■ WORK TO COMPLETE ■
Write the next part of the passage on frequency distributions, starting right after its last sentence.

++++ SELECTED PASSAGE

Cumulative Frequency Distribution
Cumulative
frequency can be defined as the sum of all previous frequencies up to the
current point.
The
cumulative frequency is calculated by adding each frequency from a frequency
distribution table to the sum of its predecessors.
The last
value will always be equal to the total for all observations, since all
frequencies will already have been added to the previous total.
The
cumulative frequency for a given value can also be obtained by adding the
frequency for the value to the cumulative value for the value below the given
value. For example the cumulative frequency for 45 is 10 which is the
cumulative frequency for 44 (6) plus the frequency for 45 (4). In summary then,
to create a cumulative frequency distribution:
(i) Create a frequency distribution and add a column
entitled cumulative frequency
(ii) The cumulative frequency for each score is the
frequency up to and including the frequency for that score.
(iii) The highest cumulative frequency should equal N (total
of the frequency column).
The Relative Frequency of a class equals
the fraction or proportion of items belonging to a class as defined for
categorical data. A relative frequency distribution gives a tabular summary of
data showing the relative frequency for each class. For example, the relative
frequency of the women aged 45 is 0.133.
Relative frequency=(Frequency of Class)/(Total number of Observations)
The Percent Frequency of a class is the relative frequency multiplied by 100. A percent frequency distribution summarizes the percent frequency of the data for each class. For example, the percentage frequency of the women aged 45 is 13.3%.
1. Grouped frequency distribution
This is
where the number of times items appear is grouped and given a range. In some
cases, it is necessary to group the values of the data to summarize the data
properly.

++++++++
++++ EXCERPTED RECORDS

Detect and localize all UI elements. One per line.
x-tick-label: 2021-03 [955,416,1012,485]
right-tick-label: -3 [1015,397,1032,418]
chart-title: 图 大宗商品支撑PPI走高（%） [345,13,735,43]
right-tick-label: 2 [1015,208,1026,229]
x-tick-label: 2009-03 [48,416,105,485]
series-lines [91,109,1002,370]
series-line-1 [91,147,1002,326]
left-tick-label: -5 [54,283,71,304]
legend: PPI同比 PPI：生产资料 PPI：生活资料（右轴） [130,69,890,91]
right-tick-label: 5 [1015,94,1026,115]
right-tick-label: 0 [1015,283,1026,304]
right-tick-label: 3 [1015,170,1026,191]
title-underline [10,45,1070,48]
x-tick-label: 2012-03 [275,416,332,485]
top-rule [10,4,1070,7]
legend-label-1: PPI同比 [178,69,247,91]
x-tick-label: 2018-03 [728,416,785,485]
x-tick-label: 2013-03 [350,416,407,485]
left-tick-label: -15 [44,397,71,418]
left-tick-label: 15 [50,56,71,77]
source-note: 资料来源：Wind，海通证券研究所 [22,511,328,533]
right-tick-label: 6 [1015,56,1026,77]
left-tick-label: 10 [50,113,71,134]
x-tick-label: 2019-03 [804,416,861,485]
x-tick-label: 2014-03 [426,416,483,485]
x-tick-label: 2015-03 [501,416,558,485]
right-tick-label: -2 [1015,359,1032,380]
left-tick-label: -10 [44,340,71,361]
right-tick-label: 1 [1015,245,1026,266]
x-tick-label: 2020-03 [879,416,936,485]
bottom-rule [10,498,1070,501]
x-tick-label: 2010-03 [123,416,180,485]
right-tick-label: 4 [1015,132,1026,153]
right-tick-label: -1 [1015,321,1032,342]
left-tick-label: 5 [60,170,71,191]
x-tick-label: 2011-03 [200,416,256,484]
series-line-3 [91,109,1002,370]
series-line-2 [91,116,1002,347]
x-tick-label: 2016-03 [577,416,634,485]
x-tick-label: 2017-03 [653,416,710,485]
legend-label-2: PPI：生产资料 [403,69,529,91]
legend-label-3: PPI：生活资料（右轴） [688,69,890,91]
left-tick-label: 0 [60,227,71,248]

++++++++
++++ EXCERPTED RECORDS

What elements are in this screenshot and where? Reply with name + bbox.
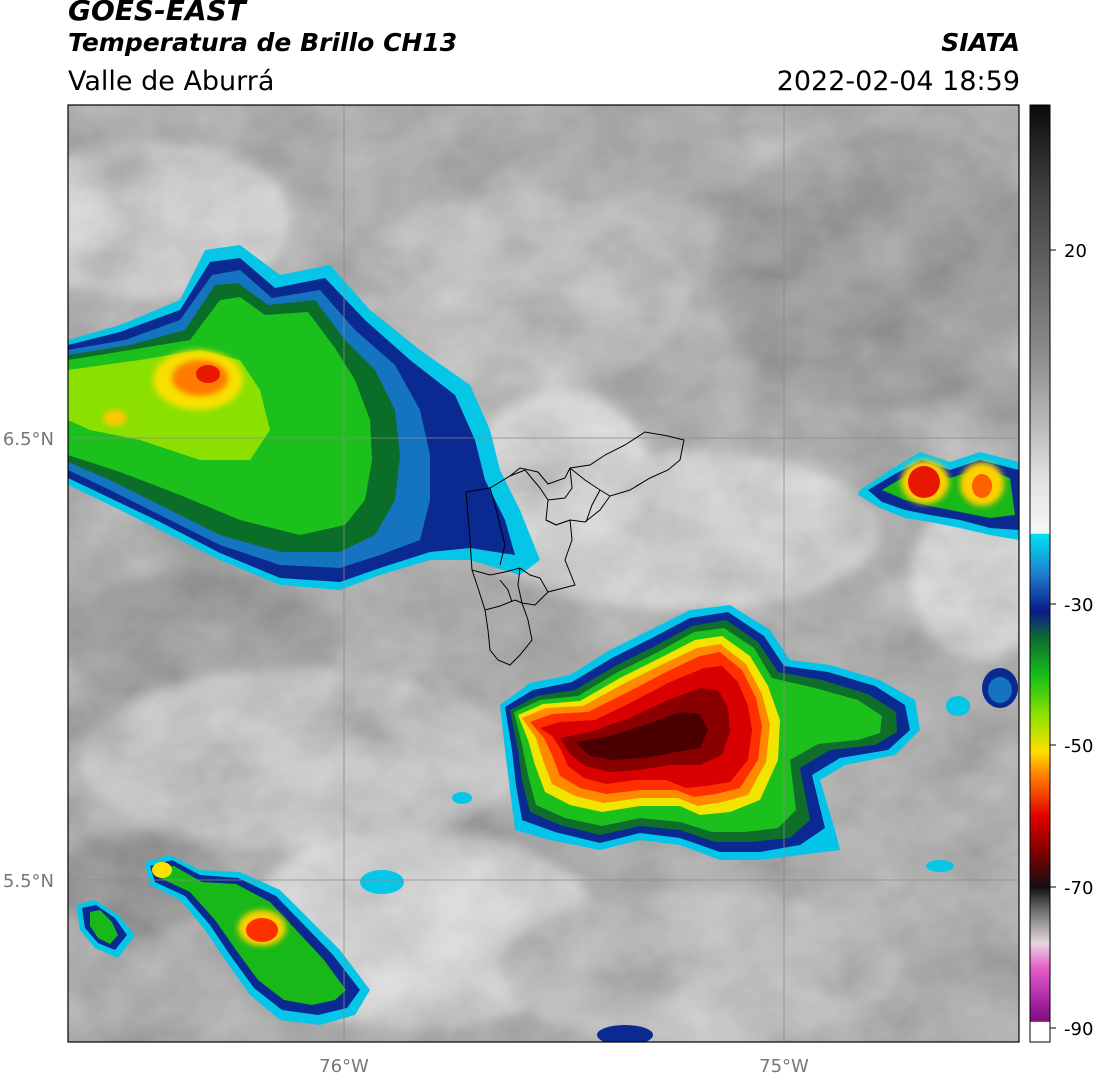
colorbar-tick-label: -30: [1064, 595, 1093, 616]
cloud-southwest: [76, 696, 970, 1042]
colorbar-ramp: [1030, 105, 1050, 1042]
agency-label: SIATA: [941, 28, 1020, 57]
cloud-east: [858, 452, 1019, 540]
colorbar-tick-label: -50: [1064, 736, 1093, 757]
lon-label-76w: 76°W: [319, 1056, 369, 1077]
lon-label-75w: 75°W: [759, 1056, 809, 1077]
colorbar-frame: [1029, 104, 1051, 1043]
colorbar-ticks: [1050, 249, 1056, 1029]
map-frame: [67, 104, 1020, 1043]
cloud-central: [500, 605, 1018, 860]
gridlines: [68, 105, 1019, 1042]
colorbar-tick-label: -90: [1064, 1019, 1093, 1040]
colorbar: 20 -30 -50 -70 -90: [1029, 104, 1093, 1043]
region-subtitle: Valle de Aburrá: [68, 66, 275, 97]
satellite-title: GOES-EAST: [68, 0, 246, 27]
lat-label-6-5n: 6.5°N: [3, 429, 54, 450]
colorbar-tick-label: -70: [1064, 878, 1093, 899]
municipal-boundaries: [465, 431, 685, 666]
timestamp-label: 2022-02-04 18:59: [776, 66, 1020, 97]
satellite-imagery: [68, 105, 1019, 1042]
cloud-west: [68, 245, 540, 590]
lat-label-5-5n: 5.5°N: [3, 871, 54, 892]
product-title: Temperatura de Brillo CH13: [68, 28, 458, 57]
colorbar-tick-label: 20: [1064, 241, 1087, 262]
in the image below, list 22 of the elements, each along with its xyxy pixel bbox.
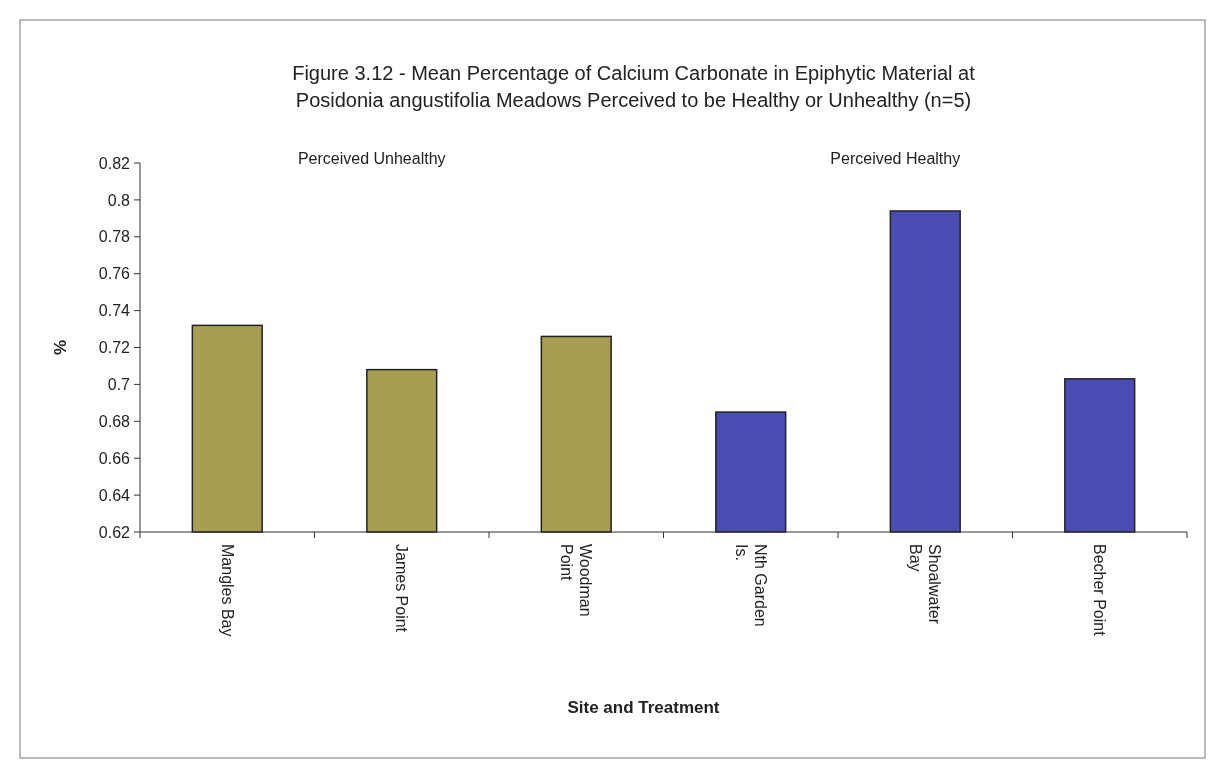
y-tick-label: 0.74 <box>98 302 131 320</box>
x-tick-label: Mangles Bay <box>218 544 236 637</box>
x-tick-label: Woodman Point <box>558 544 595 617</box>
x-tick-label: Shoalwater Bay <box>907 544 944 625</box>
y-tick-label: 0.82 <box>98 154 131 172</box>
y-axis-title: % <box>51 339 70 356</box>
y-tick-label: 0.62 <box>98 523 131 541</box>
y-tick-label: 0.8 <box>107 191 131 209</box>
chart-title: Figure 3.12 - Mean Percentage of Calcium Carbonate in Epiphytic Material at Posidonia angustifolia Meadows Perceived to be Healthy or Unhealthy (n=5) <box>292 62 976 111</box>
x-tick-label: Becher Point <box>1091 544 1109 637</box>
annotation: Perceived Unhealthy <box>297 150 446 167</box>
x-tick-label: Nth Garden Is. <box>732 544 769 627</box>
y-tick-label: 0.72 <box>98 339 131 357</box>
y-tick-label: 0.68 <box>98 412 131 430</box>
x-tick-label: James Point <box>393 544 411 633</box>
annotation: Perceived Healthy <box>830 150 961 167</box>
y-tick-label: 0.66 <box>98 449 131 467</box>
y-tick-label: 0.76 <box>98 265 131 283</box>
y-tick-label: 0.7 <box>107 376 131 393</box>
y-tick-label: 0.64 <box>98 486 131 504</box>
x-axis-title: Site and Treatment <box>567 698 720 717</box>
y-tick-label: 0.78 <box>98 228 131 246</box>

++++++++
++++ EXCERPTED RECORDS

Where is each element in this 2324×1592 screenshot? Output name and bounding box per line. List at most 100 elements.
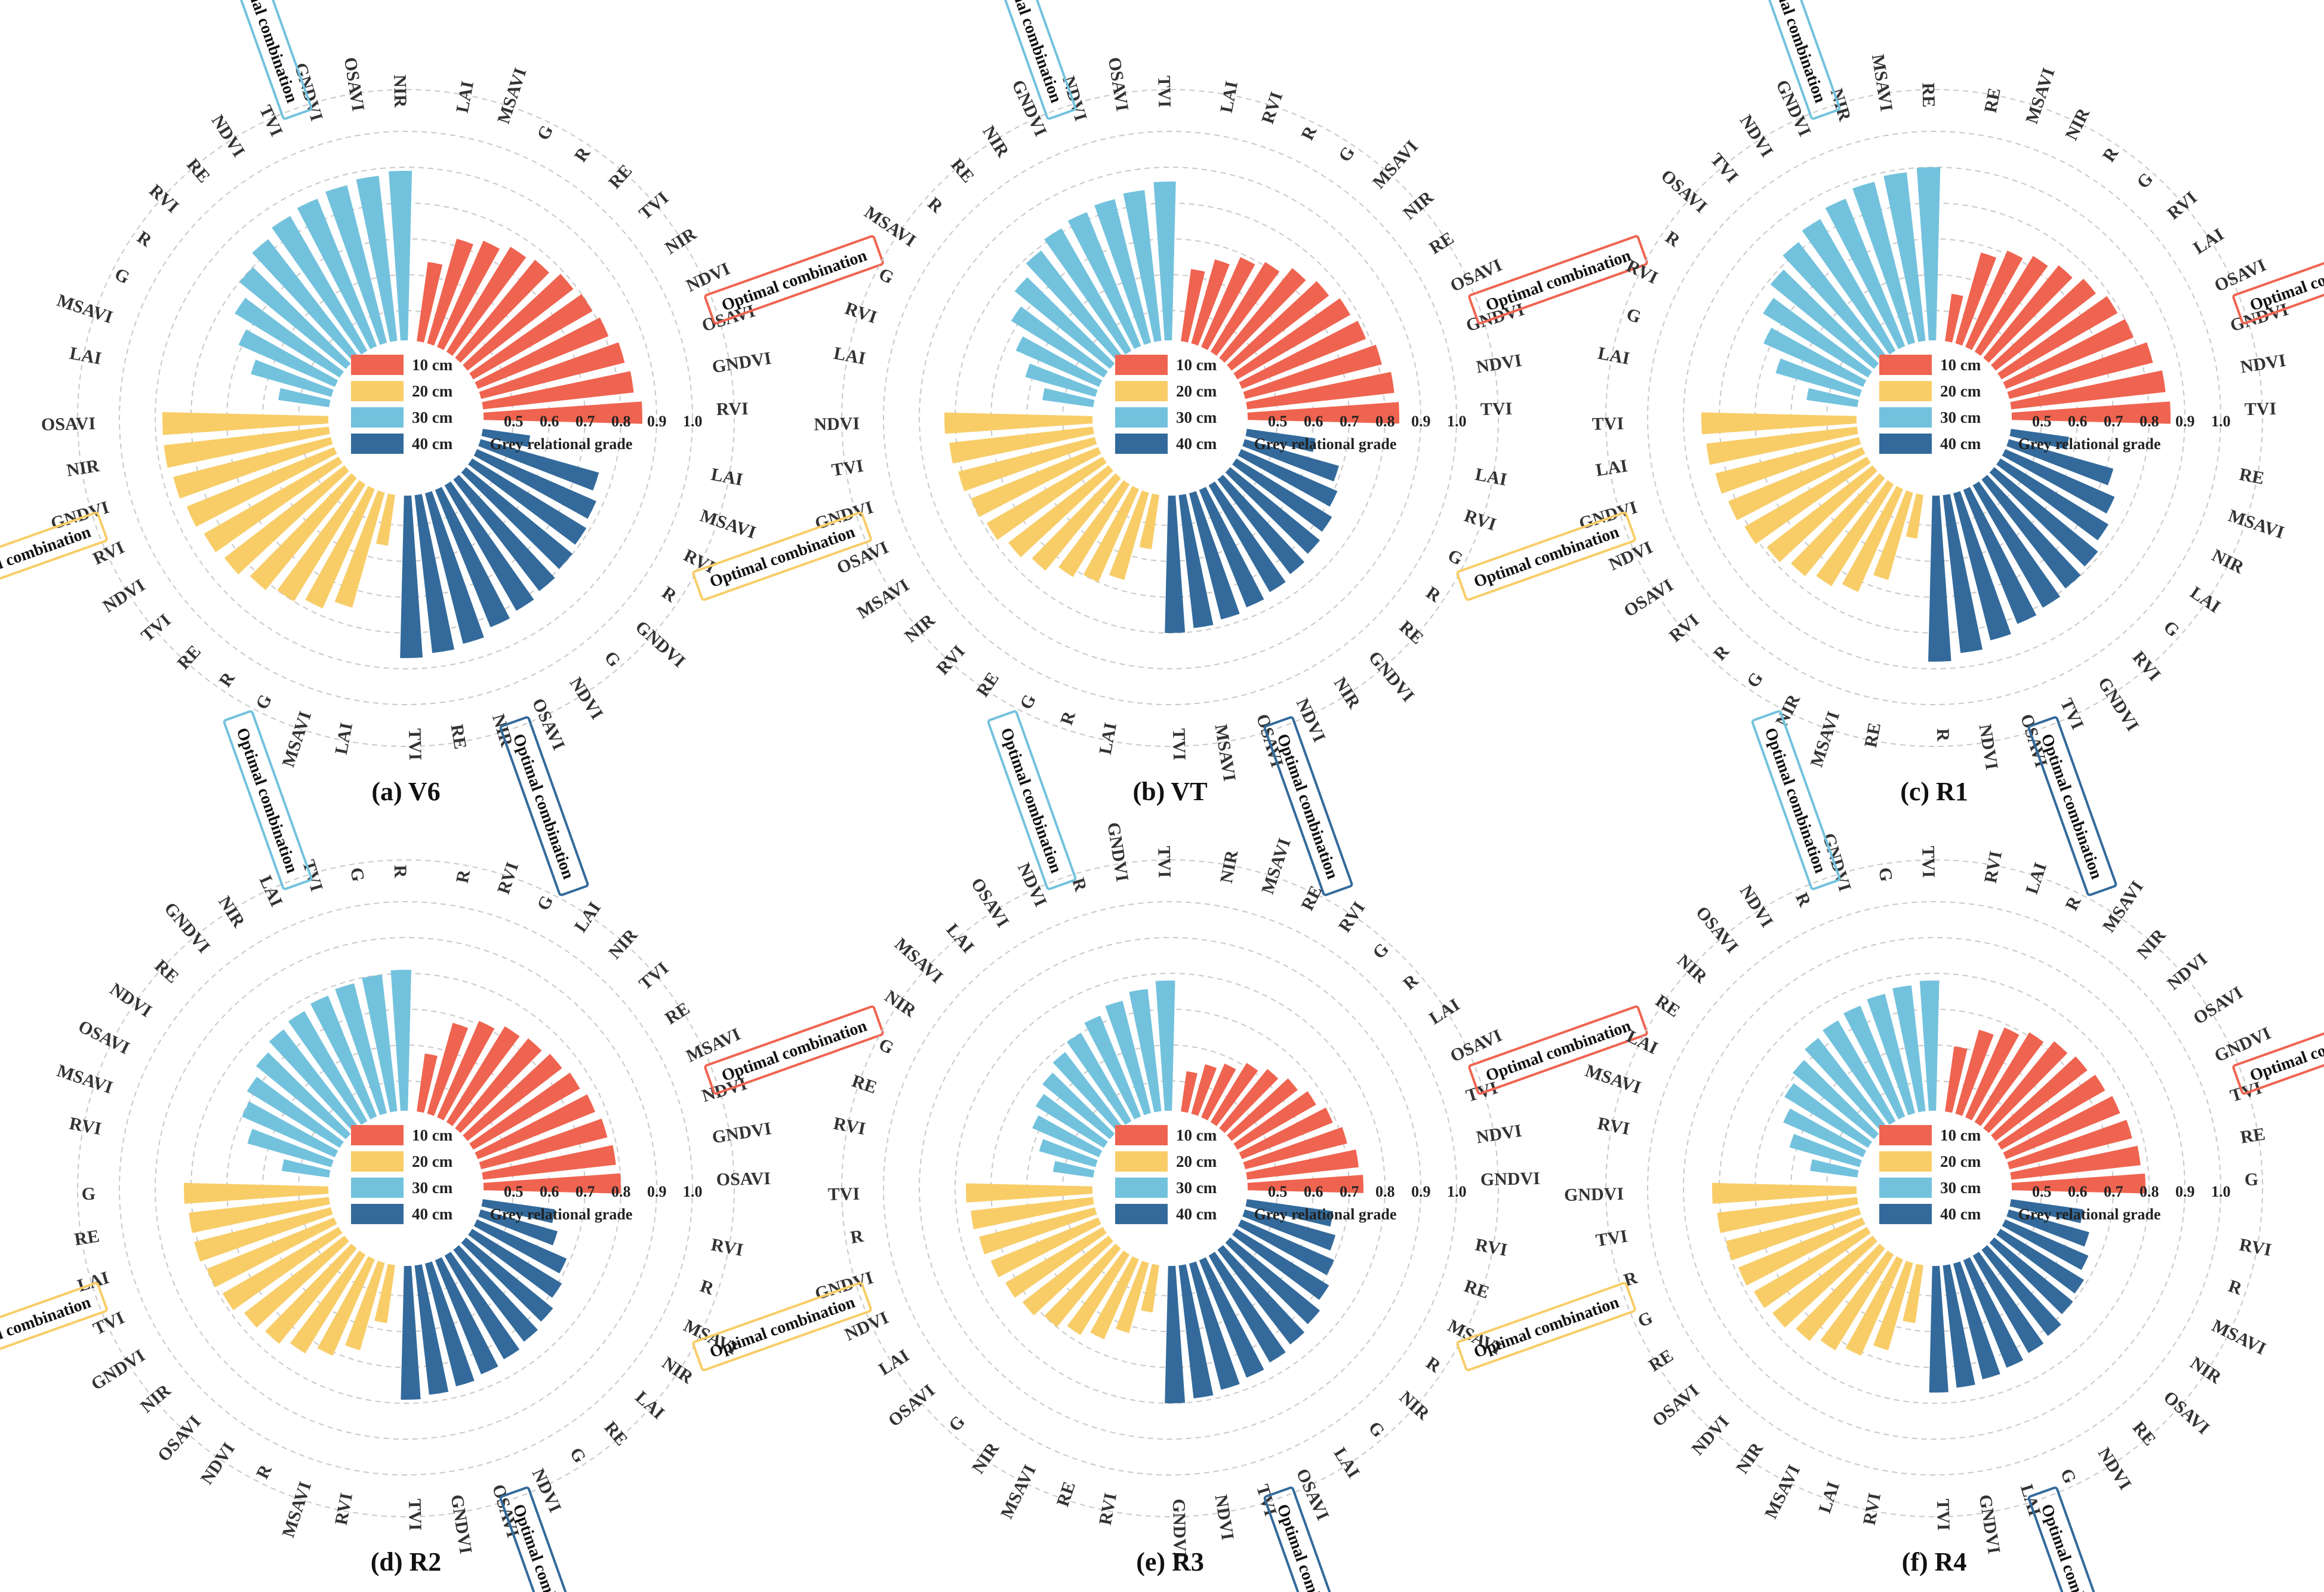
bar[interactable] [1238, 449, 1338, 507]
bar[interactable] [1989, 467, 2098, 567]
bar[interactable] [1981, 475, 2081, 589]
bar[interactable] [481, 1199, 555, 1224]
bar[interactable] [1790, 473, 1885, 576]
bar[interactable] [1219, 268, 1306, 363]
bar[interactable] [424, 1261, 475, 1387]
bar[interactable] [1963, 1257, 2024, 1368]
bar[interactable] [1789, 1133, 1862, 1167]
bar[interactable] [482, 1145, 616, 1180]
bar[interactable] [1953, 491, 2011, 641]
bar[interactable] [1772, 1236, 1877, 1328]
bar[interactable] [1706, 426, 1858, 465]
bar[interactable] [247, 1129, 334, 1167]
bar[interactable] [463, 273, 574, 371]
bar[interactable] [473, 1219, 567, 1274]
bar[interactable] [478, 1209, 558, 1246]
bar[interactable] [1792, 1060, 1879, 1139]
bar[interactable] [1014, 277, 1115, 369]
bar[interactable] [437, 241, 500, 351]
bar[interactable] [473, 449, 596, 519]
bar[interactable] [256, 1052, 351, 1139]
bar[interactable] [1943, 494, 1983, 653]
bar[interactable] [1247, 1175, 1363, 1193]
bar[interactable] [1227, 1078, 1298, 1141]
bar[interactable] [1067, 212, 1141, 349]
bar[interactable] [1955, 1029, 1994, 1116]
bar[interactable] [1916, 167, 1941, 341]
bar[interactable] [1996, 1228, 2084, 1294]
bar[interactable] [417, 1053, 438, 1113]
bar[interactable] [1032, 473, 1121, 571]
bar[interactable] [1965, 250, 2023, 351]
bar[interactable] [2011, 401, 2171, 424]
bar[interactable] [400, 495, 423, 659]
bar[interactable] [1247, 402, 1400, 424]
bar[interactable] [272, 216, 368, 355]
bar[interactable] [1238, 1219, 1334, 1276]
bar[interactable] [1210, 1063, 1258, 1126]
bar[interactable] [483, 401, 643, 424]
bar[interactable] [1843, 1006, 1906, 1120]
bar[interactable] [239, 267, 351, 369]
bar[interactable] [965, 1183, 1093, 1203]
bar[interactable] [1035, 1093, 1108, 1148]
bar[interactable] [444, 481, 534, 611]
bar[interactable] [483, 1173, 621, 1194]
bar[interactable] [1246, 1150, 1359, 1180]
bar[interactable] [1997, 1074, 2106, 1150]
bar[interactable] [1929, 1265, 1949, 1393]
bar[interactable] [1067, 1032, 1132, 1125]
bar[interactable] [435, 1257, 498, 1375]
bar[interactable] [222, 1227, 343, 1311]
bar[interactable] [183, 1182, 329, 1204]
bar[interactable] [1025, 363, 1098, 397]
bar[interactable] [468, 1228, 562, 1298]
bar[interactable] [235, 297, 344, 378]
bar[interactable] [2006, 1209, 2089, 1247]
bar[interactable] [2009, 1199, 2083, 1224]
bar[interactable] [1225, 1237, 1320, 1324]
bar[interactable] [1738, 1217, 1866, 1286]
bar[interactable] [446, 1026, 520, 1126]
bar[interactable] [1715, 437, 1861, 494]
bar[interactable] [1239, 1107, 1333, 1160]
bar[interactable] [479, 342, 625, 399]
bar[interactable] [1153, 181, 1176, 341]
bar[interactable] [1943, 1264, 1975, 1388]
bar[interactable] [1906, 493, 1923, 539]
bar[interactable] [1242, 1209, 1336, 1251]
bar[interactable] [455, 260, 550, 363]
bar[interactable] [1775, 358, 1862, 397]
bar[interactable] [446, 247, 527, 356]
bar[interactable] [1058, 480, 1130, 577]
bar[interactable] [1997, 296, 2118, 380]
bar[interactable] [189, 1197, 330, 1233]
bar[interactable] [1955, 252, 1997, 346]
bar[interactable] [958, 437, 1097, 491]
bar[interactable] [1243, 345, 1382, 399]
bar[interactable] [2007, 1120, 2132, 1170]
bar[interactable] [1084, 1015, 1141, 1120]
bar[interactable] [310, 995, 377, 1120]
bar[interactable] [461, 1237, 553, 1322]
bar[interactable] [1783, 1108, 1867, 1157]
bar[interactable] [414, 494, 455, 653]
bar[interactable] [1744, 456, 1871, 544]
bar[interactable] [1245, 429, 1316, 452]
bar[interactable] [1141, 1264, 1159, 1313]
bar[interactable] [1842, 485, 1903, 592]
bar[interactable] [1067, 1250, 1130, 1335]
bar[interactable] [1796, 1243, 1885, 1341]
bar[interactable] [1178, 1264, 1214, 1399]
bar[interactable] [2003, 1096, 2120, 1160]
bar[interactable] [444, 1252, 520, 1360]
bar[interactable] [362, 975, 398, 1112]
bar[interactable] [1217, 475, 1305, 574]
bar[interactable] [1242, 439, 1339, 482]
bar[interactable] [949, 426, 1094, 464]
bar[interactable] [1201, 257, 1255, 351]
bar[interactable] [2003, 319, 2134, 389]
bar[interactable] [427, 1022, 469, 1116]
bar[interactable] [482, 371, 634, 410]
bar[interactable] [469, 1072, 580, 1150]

++++++++

■ ANSWER FOR THIS EXERCISE ■
For
example, you wish to create a frequency distribution for the IQ scores in your
class of 30 pupils. The IQ scores in your class range from 73 to 139. To
include these scores in a frequency distribution you would need 67 different
score values (73 up to 139). This would not summarize the data very much. To
solve this problem we would group scores and create a grouped frequency distribution.
Another
example where data is usually reported as grouped frequencies is age. This is
convenient if we want to make general statements about certain age groups such
as the youth, young or the aged.
(a)
Guidelines
for Creating Class Intervals
Although we
are not following these strict guidelines in creating class intervals for
grouped frequency distributions, you may wish to know what they are helpful.
(i) Determine the number of non-overlapping classes: There
should be approximately 5 to 20 mutually exclusive class intervals.
"Mutually exclusive" means that a score can belong to only one class
interval. Two non-mutually exclusive class intervals would be 45-49 and 47- 51
since the scores 47, 48, and 49 could belong to either class interval
(ii) Determine the width (size) of each class: The size of the class interval can also be determined based on the required number of class intervals. This can be estimated as:
Approximate class size=Range/(Required number of class intervals)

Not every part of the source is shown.